### RAW DATA
++++++++++++++++++++

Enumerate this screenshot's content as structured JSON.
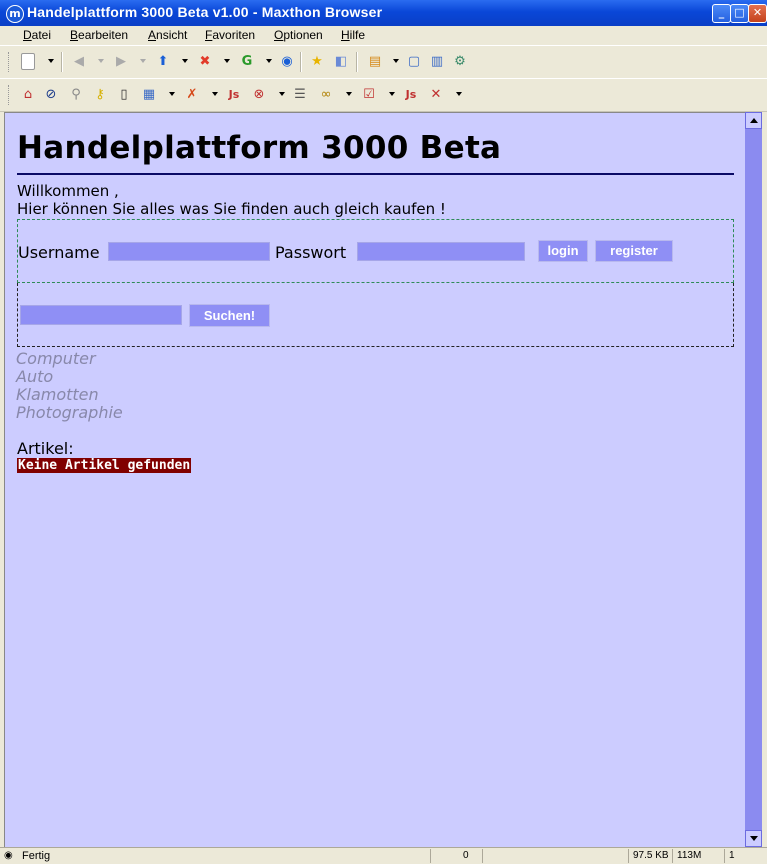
{
  "window": {
    "title": "Handelplattform 3000 Beta v1.00 - Maxthon Browser",
    "app_icon": "m"
  },
  "menu": [
    "Datei",
    "Bearbeiten",
    "Ansicht",
    "Favoriten",
    "Optionen",
    "Hilfe"
  ],
  "toolbar_icons": {
    "row1": [
      "new-page-icon",
      "back-icon",
      "forward-icon",
      "home-icon",
      "stop-icon",
      "refresh-icon",
      "homepage-icon",
      "favorites-icon",
      "clipboard-icon",
      "tab-list-icon",
      "fullscreen-icon",
      "split-view-icon",
      "tools-icon"
    ],
    "row2": [
      "plugin-icon",
      "compass-icon",
      "link-icon",
      "key-icon",
      "notes-icon",
      "calendar-icon",
      "no-image-icon",
      "javascript-icon",
      "popup-block-icon",
      "list-icon",
      "glasses-icon",
      "checkbox-icon",
      "javascript-toggle-icon",
      "close-filter-icon"
    ]
  },
  "page": {
    "title": "Handelplattform 3000 Beta",
    "welcome_line1": "Willkommen ,",
    "welcome_line2": "Hier können Sie alles was Sie finden auch gleich kaufen !",
    "username_label": "Username",
    "username_value": "",
    "password_label": "Passwort",
    "password_value": "",
    "login_button": "login",
    "register_button": "register",
    "search_value": "",
    "search_button": "Suchen!",
    "categories": [
      "Computer",
      "Auto",
      "Klamotten",
      "Photographie"
    ],
    "articles_label": "Artikel:",
    "no_articles": "Keine Artikel gefunden"
  },
  "colors": {
    "page_background": "#ccccff",
    "field_background": "#8f8ff5",
    "notice_background": "#800000",
    "category_text": "#8888aa",
    "scrollbar": "#8b8bf0"
  },
  "status": {
    "text": "Fertig",
    "popup_count": "0",
    "page_size": "97.5 KB",
    "memory": "113M",
    "tabs": "1"
  }
}
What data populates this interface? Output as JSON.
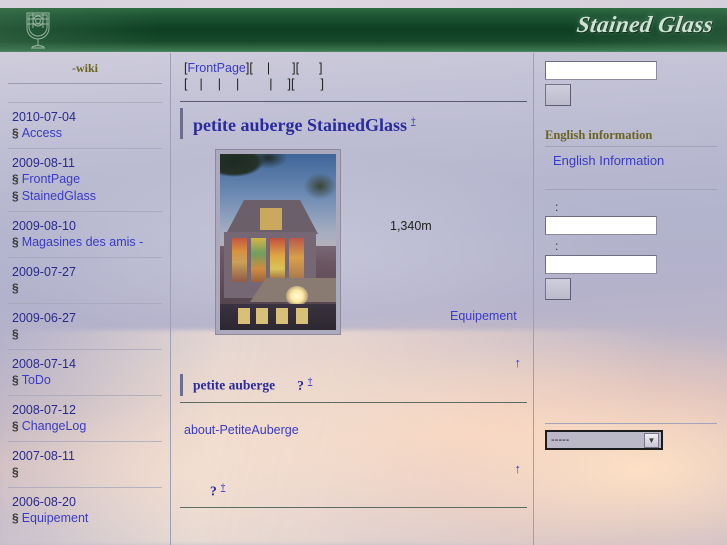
{
  "header": {
    "brand": "Stained Glass",
    "logo_icon": "stained-glass-goblet-icon"
  },
  "left_sidebar": {
    "title": "-wiki",
    "recent_changes": [
      {
        "date": "2010-07-04",
        "items": [
          {
            "marker": "§",
            "label": "Access"
          }
        ]
      },
      {
        "date": "2009-08-11",
        "items": [
          {
            "marker": "§",
            "label": "FrontPage"
          },
          {
            "marker": "§",
            "label": "StainedGlass"
          }
        ]
      },
      {
        "date": "2009-08-10",
        "items": [
          {
            "marker": "§",
            "label": "Magasines des amis -"
          }
        ]
      },
      {
        "date": "2009-07-27",
        "items": [
          {
            "marker": "§",
            "label": ""
          }
        ]
      },
      {
        "date": "2009-06-27",
        "items": [
          {
            "marker": "§",
            "label": ""
          }
        ]
      },
      {
        "date": "2008-07-14",
        "items": [
          {
            "marker": "§",
            "label": "ToDo"
          }
        ]
      },
      {
        "date": "2008-07-12",
        "items": [
          {
            "marker": "§",
            "label": "ChangeLog"
          }
        ]
      },
      {
        "date": "2007-08-11",
        "items": [
          {
            "marker": "§",
            "label": ""
          }
        ]
      },
      {
        "date": "2006-08-20",
        "items": [
          {
            "marker": "§",
            "label": "Equipement"
          }
        ]
      }
    ]
  },
  "center": {
    "nav_row1": {
      "open1": "[",
      "link": "FrontPage",
      "close1": "]",
      "open2": "[",
      "pipe2": "|",
      "close2": "]",
      "open3": "[",
      "close3": "]"
    },
    "nav_row2": {
      "open1": "[",
      "pipe_a": "|",
      "pipe_b": "|",
      "pipe_c": "|",
      "pipe_d": "|",
      "close1": "]",
      "open2": "[",
      "close2": "]"
    },
    "page_title": "petite auberge StainedGlass",
    "page_title_anchor": "†",
    "photo": {
      "alt": "petite-auberge-building-photo"
    },
    "altitude_note": "1,340m",
    "equipement_link": "Equipement",
    "up_arrow_1": "↑",
    "section2_title": "petite auberge",
    "section2_missing": "?",
    "section2_anchor": "†",
    "about_link": "about-PetiteAuberge",
    "up_arrow_2": "↑",
    "section3_missing": "?",
    "section3_anchor": "†"
  },
  "right_sidebar": {
    "search_value": "",
    "search_placeholder": "",
    "search_button_label": "",
    "english_heading": "English information",
    "english_link": "English Information",
    "form_label_1": ":",
    "form_value_1": "",
    "form_label_2": ":",
    "form_value_2": "",
    "form_button_label": "",
    "select_value": "-----",
    "select_arrow_icon": "chevron-down-icon"
  },
  "colors": {
    "header_green": "#0e3f22",
    "link_blue": "#3a3ac8",
    "title_blue": "#2a2a9e",
    "heading_olive": "#6b6320",
    "brand_light": "#cfe3d4"
  }
}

++++++++++++++++++++

### REQUIRED TASK
All of the entries need to be transcribed word for word; pictures are left out.

### EXERCISE RESULT
Enumerate this screenshot's content as structured JSON.
{
  "window": {
    "title": "Handelplattform 3000 Beta v1.00 - Maxthon Browser",
    "app_icon": "m"
  },
  "menu": [
    "Datei",
    "Bearbeiten",
    "Ansicht",
    "Favoriten",
    "Optionen",
    "Hilfe"
  ],
  "toolbar_icons": {
    "row1": [
      "new-page-icon",
      "back-icon",
      "forward-icon",
      "home-icon",
      "stop-icon",
      "refresh-icon",
      "homepage-icon",
      "favorites-icon",
      "clipboard-icon",
      "tab-list-icon",
      "fullscreen-icon",
      "split-view-icon",
      "tools-icon"
    ],
    "row2": [
      "plugin-icon",
      "compass-icon",
      "link-icon",
      "key-icon",
      "notes-icon",
      "calendar-icon",
      "no-image-icon",
      "javascript-icon",
      "popup-block-icon",
      "list-icon",
      "glasses-icon",
      "checkbox-icon",
      "javascript-toggle-icon",
      "close-filter-icon"
    ]
  },
  "page": {
    "title": "Handelplattform 3000 Beta",
    "welcome_line1": "Willkommen ,",
    "welcome_line2": "Hier können Sie alles was Sie finden auch gleich kaufen !",
    "username_label": "Username",
    "username_value": "",
    "password_label": "Passwort",
    "password_value": "",
    "login_button": "login",
    "register_button": "register",
    "search_value": "",
    "search_button": "Suchen!",
    "categories": [
      "Computer",
      "Auto",
      "Klamotten",
      "Photographie"
    ],
    "articles_label": "Artikel:",
    "no_articles": "Keine Artikel gefunden"
  },
  "colors": {
    "page_background": "#ccccff",
    "field_background": "#8f8ff5",
    "notice_background": "#800000",
    "category_text": "#8888aa",
    "scrollbar": "#8b8bf0"
  },
  "status": {
    "text": "Fertig",
    "popup_count": "0",
    "page_size": "97.5 KB",
    "memory": "113M",
    "tabs": "1"
  }
}
What data populates this interface? Output as JSON.
{
  "header": {
    "brand": "Stained Glass",
    "logo_icon": "stained-glass-goblet-icon"
  },
  "left_sidebar": {
    "title": "-wiki",
    "recent_changes": [
      {
        "date": "2010-07-04",
        "items": [
          {
            "marker": "§",
            "label": "Access"
          }
        ]
      },
      {
        "date": "2009-08-11",
        "items": [
          {
            "marker": "§",
            "label": "FrontPage"
          },
          {
            "marker": "§",
            "label": "StainedGlass"
          }
        ]
      },
      {
        "date": "2009-08-10",
        "items": [
          {
            "marker": "§",
            "label": "Magasines des amis -"
          }
        ]
      },
      {
        "date": "2009-07-27",
        "items": [
          {
            "marker": "§",
            "label": ""
          }
        ]
      },
      {
        "date": "2009-06-27",
        "items": [
          {
            "marker": "§",
            "label": ""
          }
        ]
      },
      {
        "date": "2008-07-14",
        "items": [
          {
            "marker": "§",
            "label": "ToDo"
          }
        ]
      },
      {
        "date": "2008-07-12",
        "items": [
          {
            "marker": "§",
            "label": "ChangeLog"
          }
        ]
      },
      {
        "date": "2007-08-11",
        "items": [
          {
            "marker": "§",
            "label": ""
          }
        ]
      },
      {
        "date": "2006-08-20",
        "items": [
          {
            "marker": "§",
            "label": "Equipement"
          }
        ]
      }
    ]
  },
  "center": {
    "nav_row1": {
      "open1": "[",
      "link": "FrontPage",
      "close1": "]",
      "open2": "[",
      "pipe2": "|",
      "close2": "]",
      "open3": "[",
      "close3": "]"
    },
    "nav_row2": {
      "open1": "[",
      "pipe_a": "|",
      "pipe_b": "|",
      "pipe_c": "|",
      "pipe_d": "|",
      "close1": "]",
      "open2": "[",
      "close2": "]"
    },
    "page_title": "petite auberge StainedGlass",
    "page_title_anchor": "†",
    "photo": {
      "alt": "petite-auberge-building-photo"
    },
    "altitude_note": "1,340m",
    "equipement_link": "Equipement",
    "up_arrow_1": "↑",
    "section2_title": "petite auberge",
    "section2_missing": "?",
    "section2_anchor": "†",
    "about_link": "about-PetiteAuberge",
    "up_arrow_2": "↑",
    "section3_missing": "?",
    "section3_anchor": "†"
  },
  "right_sidebar": {
    "search_value": "",
    "search_placeholder": "",
    "search_button_label": "",
    "english_heading": "English information",
    "english_link": "English Information",
    "form_label_1": ":",
    "form_value_1": "",
    "form_label_2": ":",
    "form_value_2": "",
    "form_button_label": "",
    "select_value": "-----",
    "select_arrow_icon": "chevron-down-icon"
  },
  "colors": {
    "header_green": "#0e3f22",
    "link_blue": "#3a3ac8",
    "title_blue": "#2a2a9e",
    "heading_olive": "#6b6320",
    "brand_light": "#cfe3d4"
  }
}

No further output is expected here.